WRITTEN EXERCISE: Give back a single number, the count of lines containing the word "JSON".

(Collected data entries)

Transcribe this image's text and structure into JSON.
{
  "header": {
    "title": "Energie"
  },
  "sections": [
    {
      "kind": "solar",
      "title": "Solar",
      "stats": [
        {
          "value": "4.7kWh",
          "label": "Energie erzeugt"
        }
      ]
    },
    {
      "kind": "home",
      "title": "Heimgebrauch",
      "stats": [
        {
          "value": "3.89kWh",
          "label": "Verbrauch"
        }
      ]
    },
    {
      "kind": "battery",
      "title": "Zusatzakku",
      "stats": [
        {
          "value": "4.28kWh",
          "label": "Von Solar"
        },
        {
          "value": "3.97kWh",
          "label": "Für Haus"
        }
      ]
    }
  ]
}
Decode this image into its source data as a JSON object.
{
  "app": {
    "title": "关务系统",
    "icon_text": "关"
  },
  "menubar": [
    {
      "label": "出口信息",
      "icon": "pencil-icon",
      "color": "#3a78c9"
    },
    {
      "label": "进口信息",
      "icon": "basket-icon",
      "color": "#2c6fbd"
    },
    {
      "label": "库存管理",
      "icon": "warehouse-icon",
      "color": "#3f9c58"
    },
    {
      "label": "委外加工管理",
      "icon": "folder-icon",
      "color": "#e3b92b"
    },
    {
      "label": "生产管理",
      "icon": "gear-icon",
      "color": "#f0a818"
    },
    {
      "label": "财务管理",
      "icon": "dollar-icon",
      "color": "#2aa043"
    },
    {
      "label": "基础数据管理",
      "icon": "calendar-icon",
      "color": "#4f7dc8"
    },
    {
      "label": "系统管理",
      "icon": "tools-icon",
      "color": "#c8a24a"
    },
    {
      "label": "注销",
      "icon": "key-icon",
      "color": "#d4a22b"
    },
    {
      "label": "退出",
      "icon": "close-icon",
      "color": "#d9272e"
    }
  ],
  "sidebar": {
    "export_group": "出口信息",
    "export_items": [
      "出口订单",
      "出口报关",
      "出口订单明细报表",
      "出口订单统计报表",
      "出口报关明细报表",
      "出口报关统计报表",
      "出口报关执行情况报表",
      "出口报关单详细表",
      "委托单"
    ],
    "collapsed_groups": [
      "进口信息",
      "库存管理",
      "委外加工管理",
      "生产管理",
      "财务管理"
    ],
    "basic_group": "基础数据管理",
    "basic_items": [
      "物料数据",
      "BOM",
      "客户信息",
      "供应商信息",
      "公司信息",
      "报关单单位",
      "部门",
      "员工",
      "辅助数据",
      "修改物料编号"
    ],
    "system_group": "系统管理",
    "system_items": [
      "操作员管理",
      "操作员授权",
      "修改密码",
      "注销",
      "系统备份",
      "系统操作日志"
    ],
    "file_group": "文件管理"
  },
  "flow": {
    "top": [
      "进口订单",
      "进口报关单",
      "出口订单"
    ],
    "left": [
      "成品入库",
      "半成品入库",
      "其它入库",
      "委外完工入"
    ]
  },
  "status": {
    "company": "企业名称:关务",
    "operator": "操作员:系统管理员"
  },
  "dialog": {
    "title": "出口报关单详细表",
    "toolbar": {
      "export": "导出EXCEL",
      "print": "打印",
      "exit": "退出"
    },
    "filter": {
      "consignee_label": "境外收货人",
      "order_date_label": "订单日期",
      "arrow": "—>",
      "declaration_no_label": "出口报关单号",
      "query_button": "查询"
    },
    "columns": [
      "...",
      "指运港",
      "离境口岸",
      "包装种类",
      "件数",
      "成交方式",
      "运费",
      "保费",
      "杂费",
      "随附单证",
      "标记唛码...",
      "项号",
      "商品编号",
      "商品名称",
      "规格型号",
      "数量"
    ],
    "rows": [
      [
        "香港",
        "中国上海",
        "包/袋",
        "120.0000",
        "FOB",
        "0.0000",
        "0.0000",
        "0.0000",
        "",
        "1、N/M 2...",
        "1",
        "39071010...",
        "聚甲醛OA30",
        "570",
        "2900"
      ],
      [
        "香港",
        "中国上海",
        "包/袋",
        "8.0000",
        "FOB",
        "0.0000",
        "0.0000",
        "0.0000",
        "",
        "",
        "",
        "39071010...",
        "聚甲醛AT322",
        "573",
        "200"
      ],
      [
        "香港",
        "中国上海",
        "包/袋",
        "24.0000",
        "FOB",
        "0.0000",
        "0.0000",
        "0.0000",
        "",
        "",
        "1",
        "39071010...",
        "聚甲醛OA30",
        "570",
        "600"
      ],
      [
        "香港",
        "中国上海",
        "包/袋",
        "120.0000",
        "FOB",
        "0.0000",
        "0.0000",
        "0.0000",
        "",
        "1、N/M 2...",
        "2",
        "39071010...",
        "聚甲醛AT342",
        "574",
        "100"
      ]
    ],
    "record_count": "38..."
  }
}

THE RESPONSE: 2